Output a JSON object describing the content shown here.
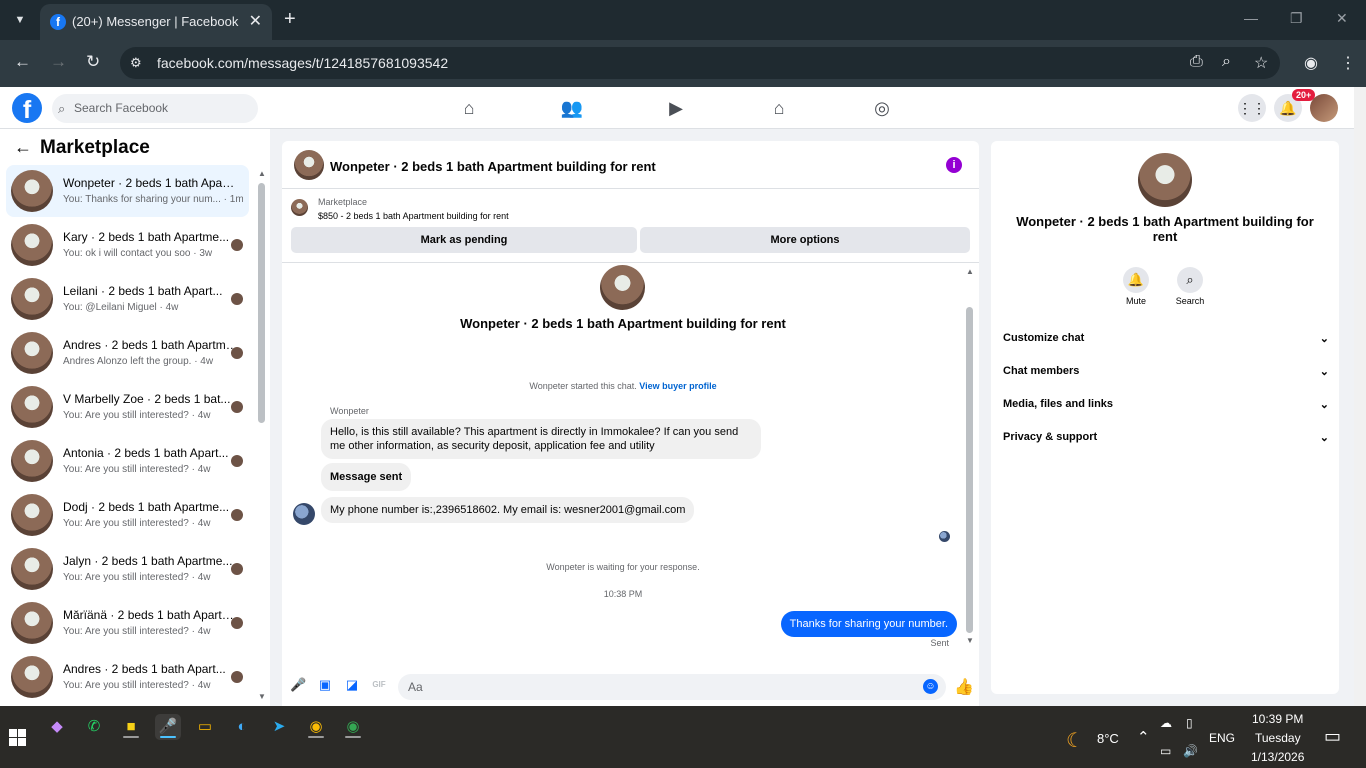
{
  "browser": {
    "tab_title": "(20+) Messenger | Facebook",
    "url": "facebook.com/messages/t/1241857681093542"
  },
  "fb": {
    "search_placeholder": "Search Facebook",
    "notification_badge": "20+",
    "brand_color": "#1877f2"
  },
  "left": {
    "title": "Marketplace",
    "conversations": [
      {
        "name": "Wonpeter · 2 beds 1 bath Apart...",
        "preview": "You: Thanks for sharing your num... · 1m",
        "active": true
      },
      {
        "name": "Kary · 2 beds 1 bath Apartme...",
        "preview": "You: ok i will contact you soo · 3w"
      },
      {
        "name": "Leilani · 2 beds 1 bath Apart...",
        "preview": "You: @Leilani Miguel · 4w"
      },
      {
        "name": "Andres · 2 beds 1 bath Apartme...",
        "preview": "Andres Alonzo left the group. · 4w"
      },
      {
        "name": "V Marbelly Zoe · 2 beds 1 bat...",
        "preview": "You: Are you still interested? · 4w"
      },
      {
        "name": "Antonia · 2 beds 1 bath Apart...",
        "preview": "You: Are you still interested? · 4w"
      },
      {
        "name": "Dodj · 2 beds 1 bath Apartme...",
        "preview": "You: Are you still interested? · 4w"
      },
      {
        "name": "Jalyn · 2 beds 1 bath Apartme...",
        "preview": "You: Are you still interested? · 4w"
      },
      {
        "name": "Mărïänä · 2 beds 1 bath Apartm...",
        "preview": "You: Are you still interested? · 4w"
      },
      {
        "name": "Andres · 2 beds 1 bath Apart...",
        "preview": "You: Are you still interested? · 4w"
      }
    ]
  },
  "chat": {
    "title": "Wonpeter · 2 beds 1 bath Apartment building for rent",
    "marketplace_label": "Marketplace",
    "listing": "$850 - 2 beds 1 bath Apartment building for rent",
    "mark_pending": "Mark as pending",
    "more_options": "More options",
    "started": "Wonpeter started this chat.",
    "view_profile": "View buyer profile",
    "sender": "Wonpeter",
    "msg1": "Hello, is this still available? This apartment is directly in Immokalee? If can you send me other information, as security deposit, application fee and utility",
    "msg2": "Message sent",
    "msg3": "My phone number is:,2396518602. My email is: wesner2001@gmail.com",
    "waiting": "Wonpeter is waiting for your response.",
    "time": "10:38 PM",
    "outgoing": "Thanks for sharing your number.",
    "status": "Sent",
    "input_placeholder": "Aa"
  },
  "right": {
    "name": "Wonpeter · 2 beds 1 bath Apartment building for rent",
    "mute": "Mute",
    "search": "Search",
    "sections": [
      "Customize chat",
      "Chat members",
      "Media, files and links",
      "Privacy & support"
    ]
  },
  "taskbar": {
    "weather": "8°C",
    "lang": "ENG",
    "time": "10:39 PM",
    "day": "Tuesday",
    "date": "1/13/2026"
  }
}
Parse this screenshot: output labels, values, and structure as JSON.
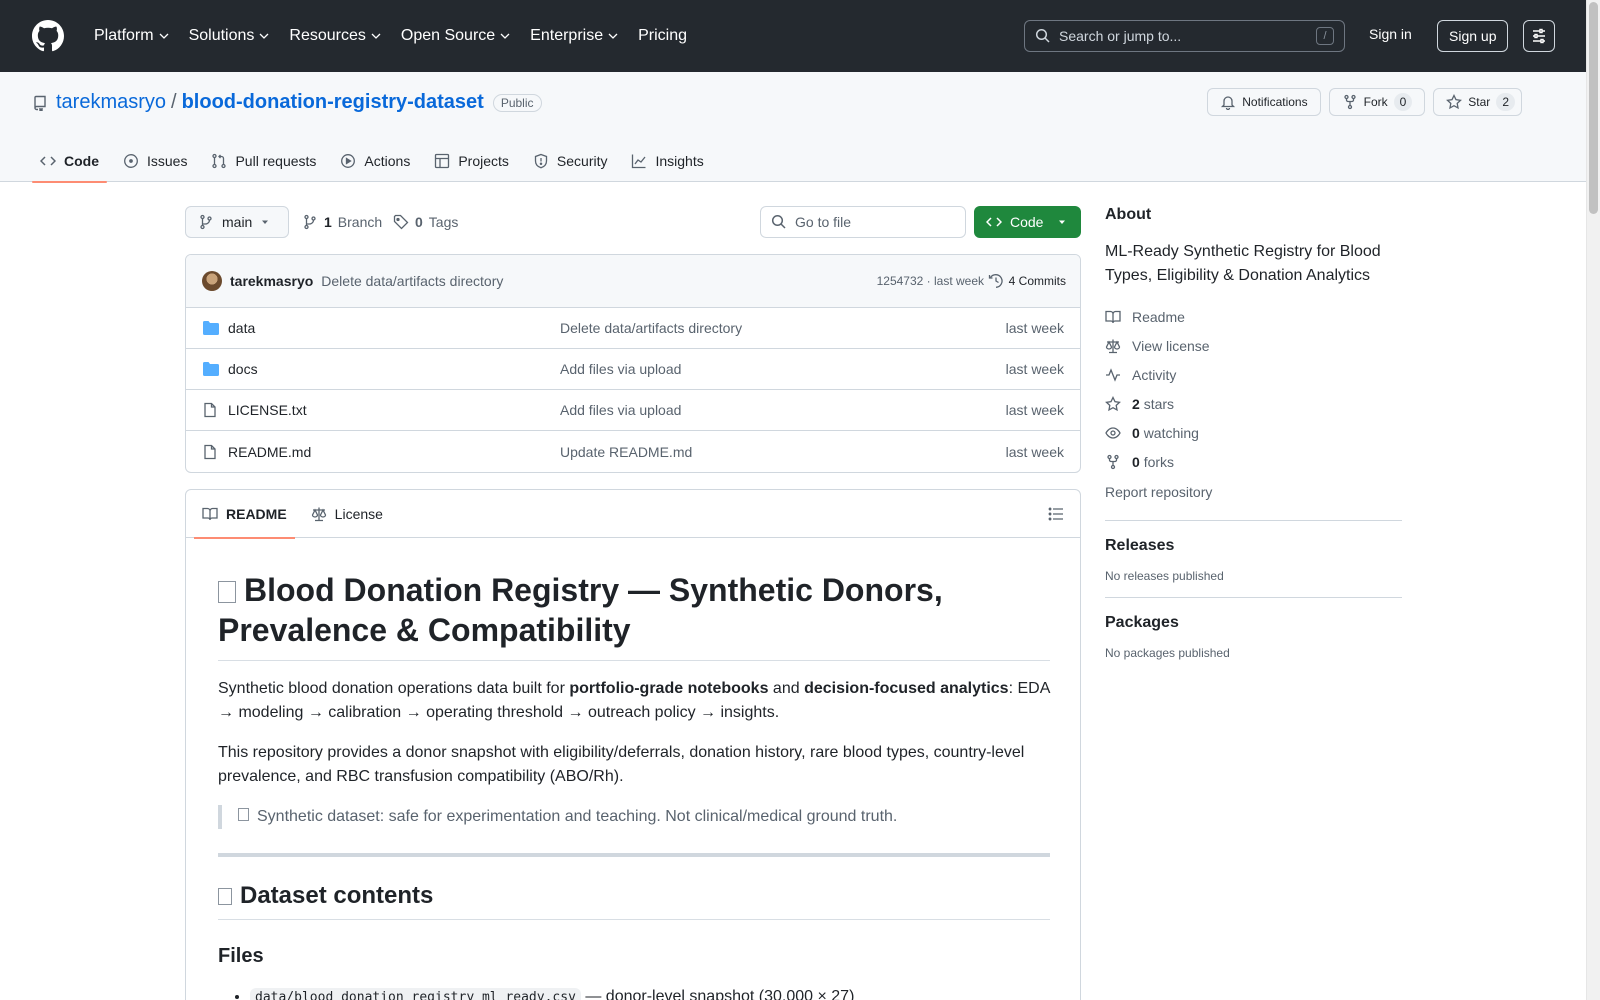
{
  "header": {
    "nav": [
      "Platform",
      "Solutions",
      "Resources",
      "Open Source",
      "Enterprise",
      "Pricing"
    ],
    "search_placeholder": "Search or jump to...",
    "search_shortcut": "/",
    "sign_in": "Sign in",
    "sign_up": "Sign up"
  },
  "repo": {
    "owner": "tarekmasryo",
    "separator": "/",
    "name": "blood-donation-registry-dataset",
    "visibility": "Public",
    "notifications": "Notifications",
    "fork_label": "Fork",
    "fork_count": "0",
    "star_label": "Star",
    "star_count": "2",
    "tabs": [
      "Code",
      "Issues",
      "Pull requests",
      "Actions",
      "Projects",
      "Security",
      "Insights"
    ]
  },
  "toolbar": {
    "branch": "main",
    "branch_count": "1",
    "branch_label": "Branch",
    "tag_count": "0",
    "tag_label": "Tags",
    "goto_placeholder": "Go to file",
    "code_label": "Code"
  },
  "commit": {
    "author": "tarekmasryo",
    "message": "Delete data/artifacts directory",
    "meta": "1254732 · last week",
    "count": "4 Commits"
  },
  "files": [
    {
      "name": "data",
      "type": "folder",
      "commit": "Delete data/artifacts directory",
      "date": "last week"
    },
    {
      "name": "docs",
      "type": "folder",
      "commit": "Add files via upload",
      "date": "last week"
    },
    {
      "name": "LICENSE.txt",
      "type": "file",
      "commit": "Add files via upload",
      "date": "last week"
    },
    {
      "name": "README.md",
      "type": "file",
      "commit": "Update README.md",
      "date": "last week"
    }
  ],
  "readme": {
    "tab_readme": "README",
    "tab_license": "License",
    "h1": "Blood Donation Registry — Synthetic Donors, Prevalence & Compatibility",
    "p1_a": "Synthetic blood donation operations data built for ",
    "p1_b": "portfolio-grade notebooks",
    "p1_c": " and ",
    "p1_d": "decision-focused analytics",
    "p1_e": ": EDA → modeling → calibration → operating threshold → outreach policy → insights.",
    "p2": "This repository provides a donor snapshot with eligibility/deferrals, donation history, rare blood types, country-level prevalence, and RBC transfusion compatibility (ABO/Rh).",
    "quote": "Synthetic dataset: safe for experimentation and teaching. Not clinical/medical ground truth.",
    "h2": "Dataset contents",
    "h3": "Files",
    "li1_code": "data/blood_donation_registry_ml_ready.csv",
    "li1_text": " — donor-level snapshot (30,000 × 27)"
  },
  "sidebar": {
    "about": "About",
    "description": "ML-Ready Synthetic Registry for Blood Types, Eligibility & Donation Analytics",
    "readme": "Readme",
    "license": "View license",
    "activity": "Activity",
    "stars_n": "2",
    "stars": "stars",
    "watching_n": "0",
    "watching": "watching",
    "forks_n": "0",
    "forks": "forks",
    "report": "Report repository",
    "releases": "Releases",
    "no_releases": "No releases published",
    "packages": "Packages",
    "no_packages": "No packages published"
  }
}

## Required task
Quote the material exactly. Pictures stay out.

## Exercise answer
Output a JSON object describing the content shown here.
{
  "browser": {
    "tab_title": "(20+) Messenger | Facebook",
    "url": "facebook.com/messages/t/1241857681093542"
  },
  "fb": {
    "search_placeholder": "Search Facebook",
    "notification_badge": "20+",
    "brand_color": "#1877f2"
  },
  "left": {
    "title": "Marketplace",
    "conversations": [
      {
        "name": "Wonpeter · 2 beds 1 bath Apart...",
        "preview": "You: Thanks for sharing your num... · 1m",
        "active": true
      },
      {
        "name": "Kary · 2 beds 1 bath Apartme...",
        "preview": "You: ok i will contact you soo · 3w"
      },
      {
        "name": "Leilani · 2 beds 1 bath Apart...",
        "preview": "You: @Leilani Miguel · 4w"
      },
      {
        "name": "Andres · 2 beds 1 bath Apartme...",
        "preview": "Andres Alonzo left the group. · 4w"
      },
      {
        "name": "V Marbelly Zoe · 2 beds 1 bat...",
        "preview": "You: Are you still interested? · 4w"
      },
      {
        "name": "Antonia · 2 beds 1 bath Apart...",
        "preview": "You: Are you still interested? · 4w"
      },
      {
        "name": "Dodj · 2 beds 1 bath Apartme...",
        "preview": "You: Are you still interested? · 4w"
      },
      {
        "name": "Jalyn · 2 beds 1 bath Apartme...",
        "preview": "You: Are you still interested? · 4w"
      },
      {
        "name": "Mărïänä · 2 beds 1 bath Apartm...",
        "preview": "You: Are you still interested? · 4w"
      },
      {
        "name": "Andres · 2 beds 1 bath Apart...",
        "preview": "You: Are you still interested? · 4w"
      }
    ]
  },
  "chat": {
    "title": "Wonpeter · 2 beds 1 bath Apartment building for rent",
    "marketplace_label": "Marketplace",
    "listing": "$850 - 2 beds 1 bath Apartment building for rent",
    "mark_pending": "Mark as pending",
    "more_options": "More options",
    "started": "Wonpeter started this chat.",
    "view_profile": "View buyer profile",
    "sender": "Wonpeter",
    "msg1": "Hello, is this still available? This apartment is directly in Immokalee? If can you send me other information, as security deposit, application fee and utility",
    "msg2": "Message sent",
    "msg3": "My phone number is:,2396518602. My email is: wesner2001@gmail.com",
    "waiting": "Wonpeter is waiting for your response.",
    "time": "10:38 PM",
    "outgoing": "Thanks for sharing your number.",
    "status": "Sent",
    "input_placeholder": "Aa"
  },
  "right": {
    "name": "Wonpeter · 2 beds 1 bath Apartment building for rent",
    "mute": "Mute",
    "search": "Search",
    "sections": [
      "Customize chat",
      "Chat members",
      "Media, files and links",
      "Privacy & support"
    ]
  },
  "taskbar": {
    "weather": "8°C",
    "lang": "ENG",
    "time": "10:39 PM",
    "day": "Tuesday",
    "date": "1/13/2026"
  }
}
Parse this screenshot: output labels, values, and structure as JSON.
{
  "header": {
    "nav": [
      "Platform",
      "Solutions",
      "Resources",
      "Open Source",
      "Enterprise",
      "Pricing"
    ],
    "search_placeholder": "Search or jump to...",
    "search_shortcut": "/",
    "sign_in": "Sign in",
    "sign_up": "Sign up"
  },
  "repo": {
    "owner": "tarekmasryo",
    "separator": "/",
    "name": "blood-donation-registry-dataset",
    "visibility": "Public",
    "notifications": "Notifications",
    "fork_label": "Fork",
    "fork_count": "0",
    "star_label": "Star",
    "star_count": "2",
    "tabs": [
      "Code",
      "Issues",
      "Pull requests",
      "Actions",
      "Projects",
      "Security",
      "Insights"
    ]
  },
  "toolbar": {
    "branch": "main",
    "branch_count": "1",
    "branch_label": "Branch",
    "tag_count": "0",
    "tag_label": "Tags",
    "goto_placeholder": "Go to file",
    "code_label": "Code"
  },
  "commit": {
    "author": "tarekmasryo",
    "message": "Delete data/artifacts directory",
    "meta": "1254732 · last week",
    "count": "4 Commits"
  },
  "files": [
    {
      "name": "data",
      "type": "folder",
      "commit": "Delete data/artifacts directory",
      "date": "last week"
    },
    {
      "name": "docs",
      "type": "folder",
      "commit": "Add files via upload",
      "date": "last week"
    },
    {
      "name": "LICENSE.txt",
      "type": "file",
      "commit": "Add files via upload",
      "date": "last week"
    },
    {
      "name": "README.md",
      "type": "file",
      "commit": "Update README.md",
      "date": "last week"
    }
  ],
  "readme": {
    "tab_readme": "README",
    "tab_license": "License",
    "h1": "Blood Donation Registry — Synthetic Donors, Prevalence & Compatibility",
    "p1_a": "Synthetic blood donation operations data built for ",
    "p1_b": "portfolio-grade notebooks",
    "p1_c": " and ",
    "p1_d": "decision-focused analytics",
    "p1_e": ": EDA → modeling → calibration → operating threshold → outreach policy → insights.",
    "p2": "This repository provides a donor snapshot with eligibility/deferrals, donation history, rare blood types, country-level prevalence, and RBC transfusion compatibility (ABO/Rh).",
    "quote": "Synthetic dataset: safe for experimentation and teaching. Not clinical/medical ground truth.",
    "h2": "Dataset contents",
    "h3": "Files",
    "li1_code": "data/blood_donation_registry_ml_ready.csv",
    "li1_text": " — donor-level snapshot (30,000 × 27)"
  },
  "sidebar": {
    "about": "About",
    "description": "ML-Ready Synthetic Registry for Blood Types, Eligibility & Donation Analytics",
    "readme": "Readme",
    "license": "View license",
    "activity": "Activity",
    "stars_n": "2",
    "stars": "stars",
    "watching_n": "0",
    "watching": "watching",
    "forks_n": "0",
    "forks": "forks",
    "report": "Report repository",
    "releases": "Releases",
    "no_releases": "No releases published",
    "packages": "Packages",
    "no_packages": "No packages published"
  }
}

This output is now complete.